■ What you need to do ■
Find each line with the word "that" and say how many there are, nothing else.

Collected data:

# # # #

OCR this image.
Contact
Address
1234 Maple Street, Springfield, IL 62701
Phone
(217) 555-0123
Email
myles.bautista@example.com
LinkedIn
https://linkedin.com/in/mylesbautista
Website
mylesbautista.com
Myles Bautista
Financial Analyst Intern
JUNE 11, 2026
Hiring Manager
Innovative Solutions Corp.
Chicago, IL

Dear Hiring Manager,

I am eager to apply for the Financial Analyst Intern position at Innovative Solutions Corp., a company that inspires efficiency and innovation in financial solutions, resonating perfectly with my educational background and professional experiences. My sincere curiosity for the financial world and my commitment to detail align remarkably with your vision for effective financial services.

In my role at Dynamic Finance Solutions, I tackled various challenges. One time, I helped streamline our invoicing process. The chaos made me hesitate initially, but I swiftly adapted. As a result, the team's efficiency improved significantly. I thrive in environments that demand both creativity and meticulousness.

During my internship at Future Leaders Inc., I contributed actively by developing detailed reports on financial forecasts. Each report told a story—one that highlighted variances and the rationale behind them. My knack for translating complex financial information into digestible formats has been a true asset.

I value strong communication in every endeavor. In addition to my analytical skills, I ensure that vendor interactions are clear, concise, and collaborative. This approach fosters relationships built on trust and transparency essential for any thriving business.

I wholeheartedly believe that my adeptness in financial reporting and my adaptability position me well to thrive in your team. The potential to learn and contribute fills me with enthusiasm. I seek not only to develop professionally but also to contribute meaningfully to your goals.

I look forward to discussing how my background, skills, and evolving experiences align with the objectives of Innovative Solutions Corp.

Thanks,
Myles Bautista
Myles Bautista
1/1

# # # #

■ Task result ■
5